(Data entries)
——

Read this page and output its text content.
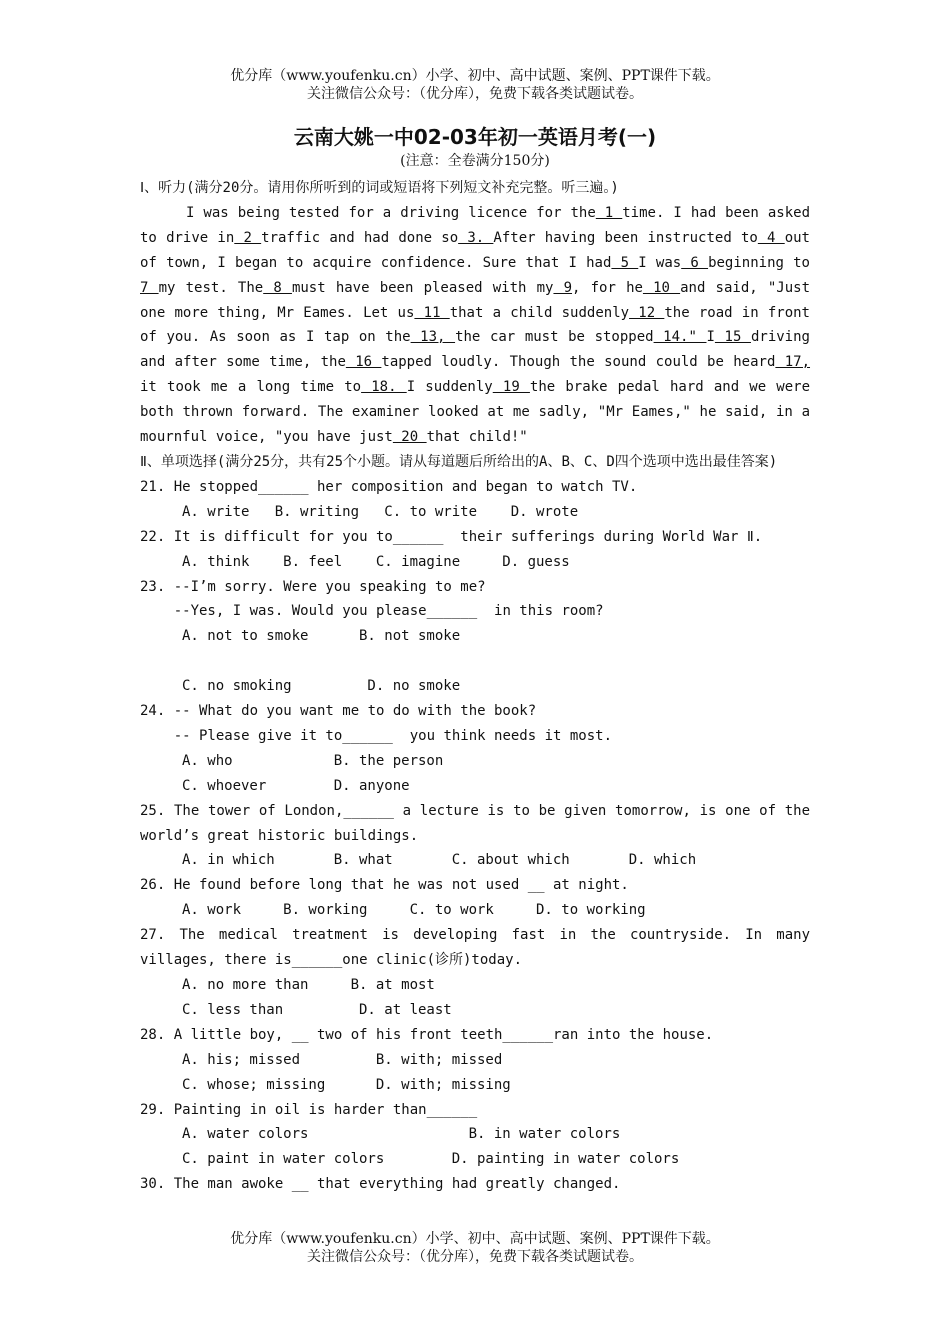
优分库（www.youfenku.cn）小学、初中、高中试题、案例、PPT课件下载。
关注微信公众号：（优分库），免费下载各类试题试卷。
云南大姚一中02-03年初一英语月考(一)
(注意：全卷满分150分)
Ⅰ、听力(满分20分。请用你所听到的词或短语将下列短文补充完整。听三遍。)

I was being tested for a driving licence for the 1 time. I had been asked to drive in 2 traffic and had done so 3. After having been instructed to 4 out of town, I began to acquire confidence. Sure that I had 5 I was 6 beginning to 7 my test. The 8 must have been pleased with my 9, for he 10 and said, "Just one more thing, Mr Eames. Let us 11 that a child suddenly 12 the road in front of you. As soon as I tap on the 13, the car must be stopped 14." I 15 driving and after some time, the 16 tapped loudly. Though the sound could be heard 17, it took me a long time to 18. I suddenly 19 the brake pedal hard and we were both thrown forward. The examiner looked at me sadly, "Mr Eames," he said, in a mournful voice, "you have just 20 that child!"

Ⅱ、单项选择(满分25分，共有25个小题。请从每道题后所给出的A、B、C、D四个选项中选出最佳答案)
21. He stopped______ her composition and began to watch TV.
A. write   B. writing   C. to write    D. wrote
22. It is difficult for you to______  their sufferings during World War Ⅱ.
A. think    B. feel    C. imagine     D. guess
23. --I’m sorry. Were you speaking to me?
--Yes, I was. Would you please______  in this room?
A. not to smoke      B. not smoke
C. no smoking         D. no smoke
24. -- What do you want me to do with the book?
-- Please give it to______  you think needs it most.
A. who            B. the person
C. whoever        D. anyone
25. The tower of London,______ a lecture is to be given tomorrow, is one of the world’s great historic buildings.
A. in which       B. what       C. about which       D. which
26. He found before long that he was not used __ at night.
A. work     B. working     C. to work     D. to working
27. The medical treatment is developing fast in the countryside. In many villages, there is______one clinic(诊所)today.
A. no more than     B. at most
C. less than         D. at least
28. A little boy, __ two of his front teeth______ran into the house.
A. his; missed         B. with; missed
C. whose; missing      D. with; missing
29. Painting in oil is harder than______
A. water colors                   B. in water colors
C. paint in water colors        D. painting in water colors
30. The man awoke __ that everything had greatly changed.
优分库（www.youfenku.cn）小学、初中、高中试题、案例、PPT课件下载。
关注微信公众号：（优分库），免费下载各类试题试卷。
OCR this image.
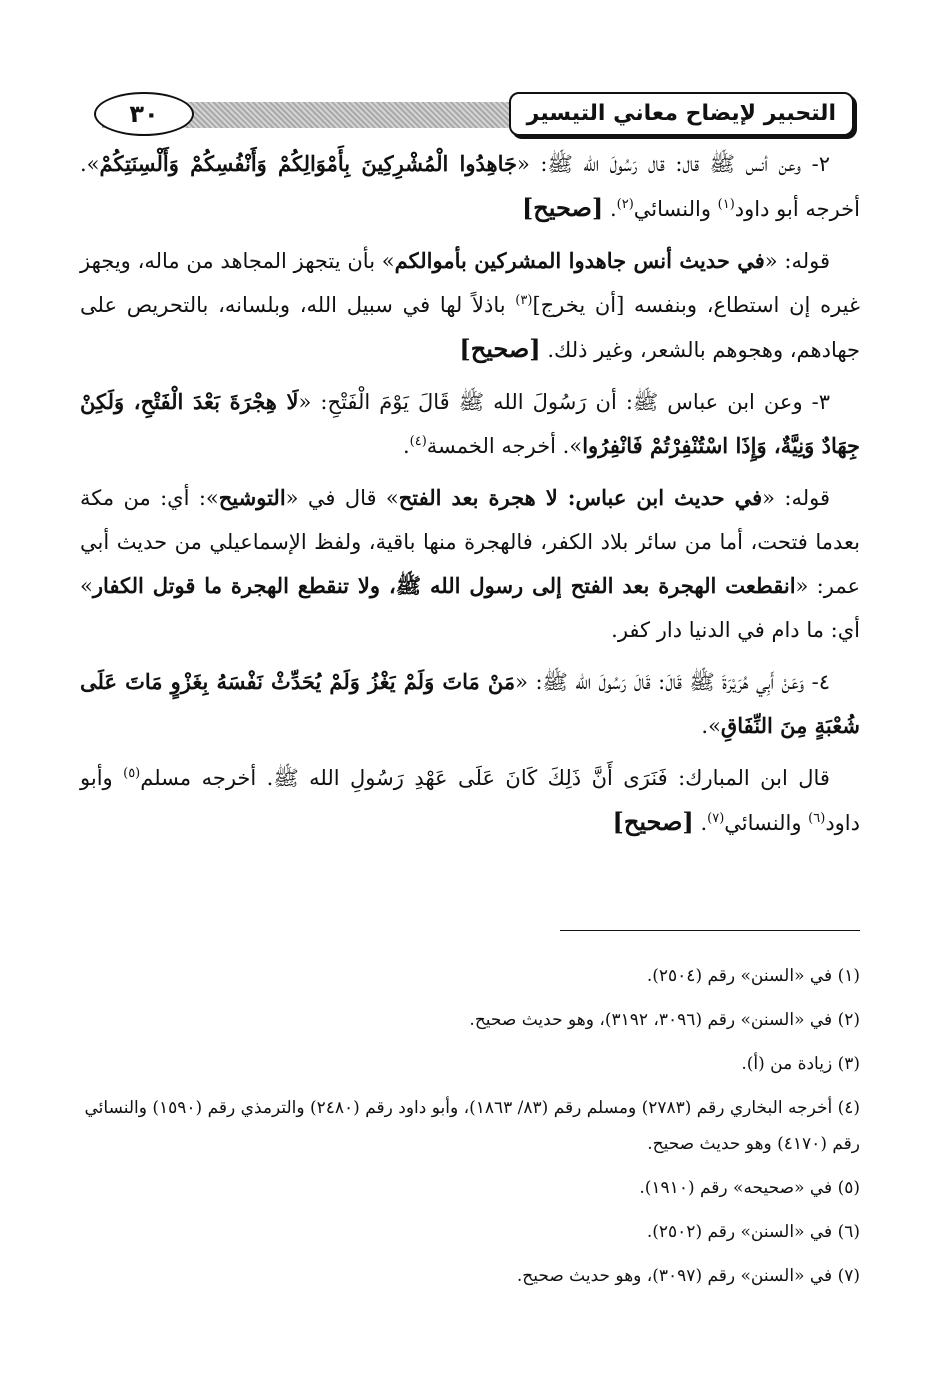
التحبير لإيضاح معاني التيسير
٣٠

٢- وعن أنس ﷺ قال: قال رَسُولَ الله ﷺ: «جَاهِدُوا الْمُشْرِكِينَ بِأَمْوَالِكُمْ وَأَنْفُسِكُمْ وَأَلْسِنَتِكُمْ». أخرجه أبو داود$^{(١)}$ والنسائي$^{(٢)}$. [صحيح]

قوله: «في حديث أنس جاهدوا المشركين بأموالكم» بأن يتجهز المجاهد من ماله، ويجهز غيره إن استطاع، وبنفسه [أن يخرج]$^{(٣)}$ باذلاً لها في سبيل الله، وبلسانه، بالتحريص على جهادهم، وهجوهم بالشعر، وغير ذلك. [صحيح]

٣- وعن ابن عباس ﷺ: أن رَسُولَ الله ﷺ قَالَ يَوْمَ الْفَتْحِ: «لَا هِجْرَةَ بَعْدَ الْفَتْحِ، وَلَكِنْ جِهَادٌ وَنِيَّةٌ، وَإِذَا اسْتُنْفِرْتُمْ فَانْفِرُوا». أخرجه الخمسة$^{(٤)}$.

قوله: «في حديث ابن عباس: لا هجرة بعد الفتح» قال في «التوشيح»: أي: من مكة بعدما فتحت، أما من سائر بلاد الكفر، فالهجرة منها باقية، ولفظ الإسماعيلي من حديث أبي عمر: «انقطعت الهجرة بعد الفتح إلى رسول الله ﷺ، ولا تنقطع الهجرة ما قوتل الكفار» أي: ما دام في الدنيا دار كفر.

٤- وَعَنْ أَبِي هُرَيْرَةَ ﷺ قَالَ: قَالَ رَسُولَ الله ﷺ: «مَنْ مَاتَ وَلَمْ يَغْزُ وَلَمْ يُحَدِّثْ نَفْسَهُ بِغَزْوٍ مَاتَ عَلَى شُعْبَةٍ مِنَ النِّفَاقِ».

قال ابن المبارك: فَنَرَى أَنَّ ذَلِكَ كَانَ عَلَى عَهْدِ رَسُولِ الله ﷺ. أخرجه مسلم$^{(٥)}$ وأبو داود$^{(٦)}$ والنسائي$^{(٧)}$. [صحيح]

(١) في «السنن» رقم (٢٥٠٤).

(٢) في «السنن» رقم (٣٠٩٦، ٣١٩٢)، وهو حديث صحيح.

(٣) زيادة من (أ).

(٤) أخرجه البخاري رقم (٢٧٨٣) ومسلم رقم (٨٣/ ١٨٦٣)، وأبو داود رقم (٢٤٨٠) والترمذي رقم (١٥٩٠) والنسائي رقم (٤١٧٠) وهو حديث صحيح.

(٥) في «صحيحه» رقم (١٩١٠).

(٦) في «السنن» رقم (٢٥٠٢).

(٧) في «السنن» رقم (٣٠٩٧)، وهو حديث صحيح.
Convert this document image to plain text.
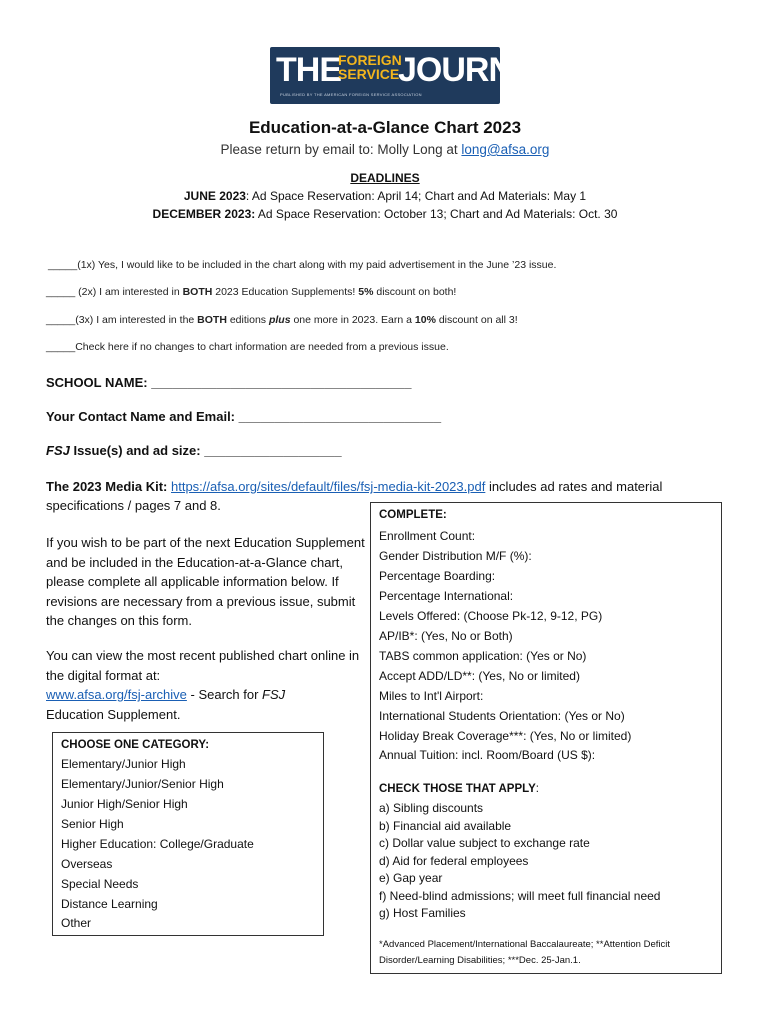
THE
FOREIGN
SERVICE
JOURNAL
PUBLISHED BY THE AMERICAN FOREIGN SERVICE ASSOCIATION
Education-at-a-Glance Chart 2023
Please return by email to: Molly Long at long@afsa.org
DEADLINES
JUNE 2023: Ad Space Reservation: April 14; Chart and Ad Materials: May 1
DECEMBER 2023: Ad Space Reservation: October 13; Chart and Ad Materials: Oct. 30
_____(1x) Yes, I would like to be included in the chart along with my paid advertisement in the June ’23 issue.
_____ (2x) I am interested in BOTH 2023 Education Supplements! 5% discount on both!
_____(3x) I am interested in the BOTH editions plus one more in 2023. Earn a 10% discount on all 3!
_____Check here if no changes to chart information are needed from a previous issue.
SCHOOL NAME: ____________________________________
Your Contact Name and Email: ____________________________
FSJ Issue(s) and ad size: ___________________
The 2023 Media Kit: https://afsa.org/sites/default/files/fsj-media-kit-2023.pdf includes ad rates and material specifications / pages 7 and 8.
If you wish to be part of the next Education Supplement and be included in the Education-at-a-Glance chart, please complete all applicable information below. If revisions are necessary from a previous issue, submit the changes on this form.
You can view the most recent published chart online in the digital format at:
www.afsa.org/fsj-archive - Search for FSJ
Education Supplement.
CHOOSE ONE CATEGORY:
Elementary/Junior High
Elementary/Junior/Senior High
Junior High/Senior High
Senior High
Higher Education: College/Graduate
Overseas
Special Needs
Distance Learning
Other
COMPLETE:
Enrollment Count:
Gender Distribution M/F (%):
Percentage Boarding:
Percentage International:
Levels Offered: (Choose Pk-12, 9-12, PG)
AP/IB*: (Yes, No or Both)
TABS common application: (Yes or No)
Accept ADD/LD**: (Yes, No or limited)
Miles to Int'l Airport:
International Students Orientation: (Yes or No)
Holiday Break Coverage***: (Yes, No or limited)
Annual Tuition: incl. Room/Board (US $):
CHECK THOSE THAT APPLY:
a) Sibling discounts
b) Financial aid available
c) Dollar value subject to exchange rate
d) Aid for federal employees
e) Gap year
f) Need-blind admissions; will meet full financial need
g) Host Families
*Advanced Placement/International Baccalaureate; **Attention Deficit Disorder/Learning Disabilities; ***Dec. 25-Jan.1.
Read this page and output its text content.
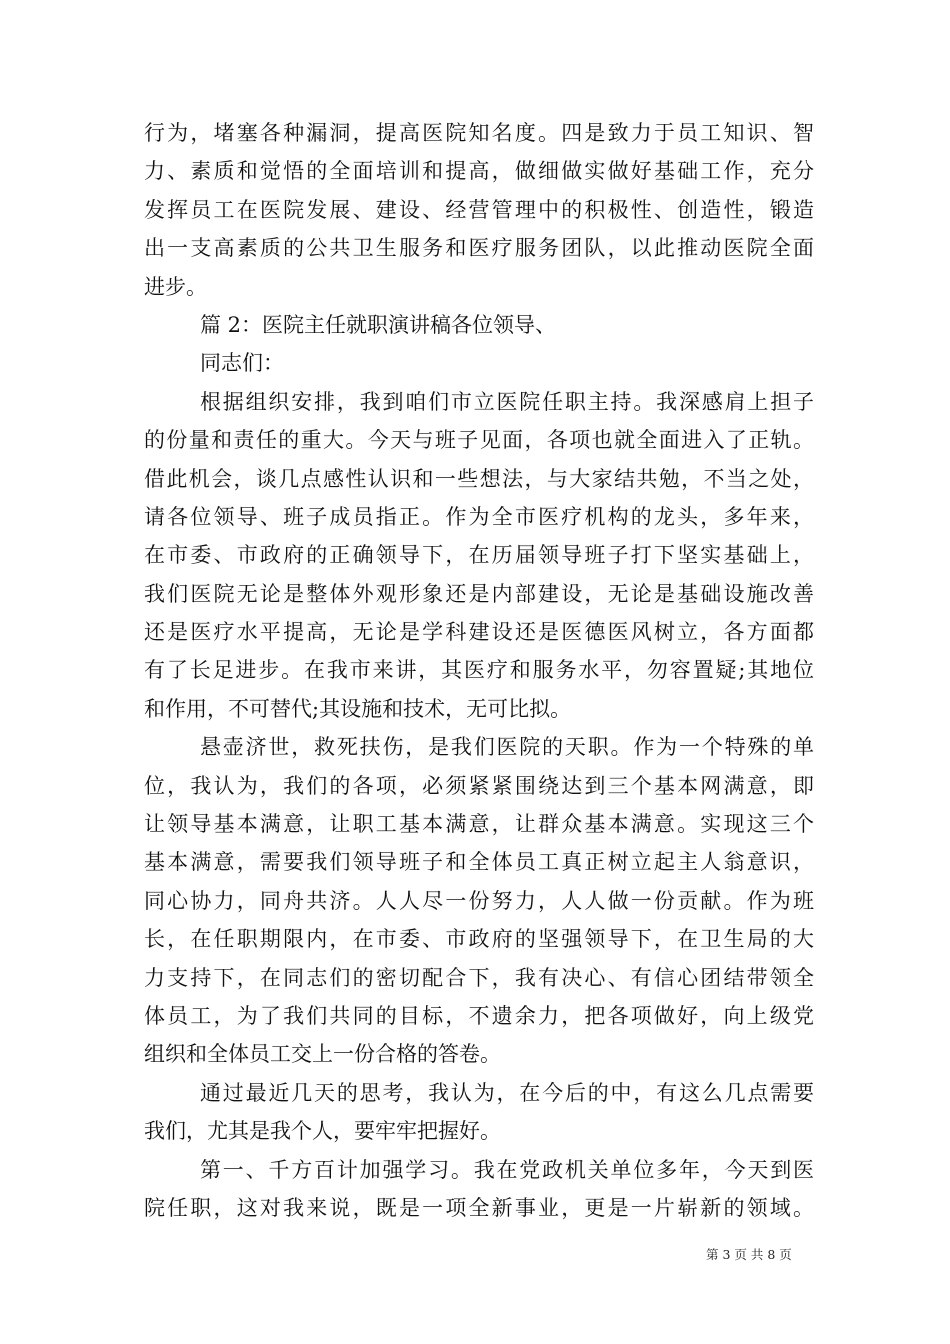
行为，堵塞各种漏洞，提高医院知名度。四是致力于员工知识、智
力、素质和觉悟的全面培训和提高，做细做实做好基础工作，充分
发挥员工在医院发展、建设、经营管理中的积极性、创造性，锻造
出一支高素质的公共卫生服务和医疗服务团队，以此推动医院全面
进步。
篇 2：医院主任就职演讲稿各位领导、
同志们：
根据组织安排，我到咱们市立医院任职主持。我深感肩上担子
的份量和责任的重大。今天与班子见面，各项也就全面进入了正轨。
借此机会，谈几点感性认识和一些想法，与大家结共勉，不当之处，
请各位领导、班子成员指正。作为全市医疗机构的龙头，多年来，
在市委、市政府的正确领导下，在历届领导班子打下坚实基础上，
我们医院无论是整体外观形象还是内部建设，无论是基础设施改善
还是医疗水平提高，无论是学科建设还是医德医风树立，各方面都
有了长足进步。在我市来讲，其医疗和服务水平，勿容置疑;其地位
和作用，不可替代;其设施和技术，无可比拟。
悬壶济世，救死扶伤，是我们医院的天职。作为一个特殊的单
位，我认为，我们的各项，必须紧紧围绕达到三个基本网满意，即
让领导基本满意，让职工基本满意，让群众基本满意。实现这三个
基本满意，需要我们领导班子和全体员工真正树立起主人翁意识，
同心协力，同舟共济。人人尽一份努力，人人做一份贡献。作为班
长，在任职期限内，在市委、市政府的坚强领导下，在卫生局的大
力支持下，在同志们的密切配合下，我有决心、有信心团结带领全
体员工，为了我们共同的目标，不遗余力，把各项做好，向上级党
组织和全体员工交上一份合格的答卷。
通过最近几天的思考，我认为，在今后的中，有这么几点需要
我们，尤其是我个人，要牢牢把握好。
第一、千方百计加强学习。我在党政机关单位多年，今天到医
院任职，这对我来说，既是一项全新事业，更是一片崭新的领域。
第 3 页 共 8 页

——

WHAT THE TASK ASKS » From the data above, show each line that contains "حديث".

REPLY »
قوله: «في حديث أنس جاهدوا المشركين بأموالكم» بأن يتجهز المجاهد من ماله، ويجهز غيره إن استطاع، وبنفسه [أن يخرج]$^{(٣)}$ باذلاً لها في سبيل الله، وبلسانه، بالتحريص على جهادهم، وهجوهم بالشعر، وغير ذلك. [صحيح]
قوله: «في حديث ابن عباس: لا هجرة بعد الفتح» قال في «التوشيح»: أي: من مكة بعدما فتحت، أما من سائر بلاد الكفر، فالهجرة منها باقية، ولفظ الإسماعيلي من حديث أبي عمر: «انقطعت الهجرة بعد الفتح إلى رسول الله ﷺ، ولا تنقطع الهجرة ما قوتل الكفار» أي: ما دام في الدنيا دار كفر.
(٢) في «السنن» رقم (٣٠٩٦، ٣١٩٢)، وهو حديث صحيح.
(٤) أخرجه البخاري رقم (٢٧٨٣) ومسلم رقم (٨٣/ ١٨٦٣)، وأبو داود رقم (٢٤٨٠) والترمذي رقم (١٥٩٠) والنسائي رقم (٤١٧٠) وهو حديث صحيح.
(٧) في «السنن» رقم (٣٠٩٧)، وهو حديث صحيح.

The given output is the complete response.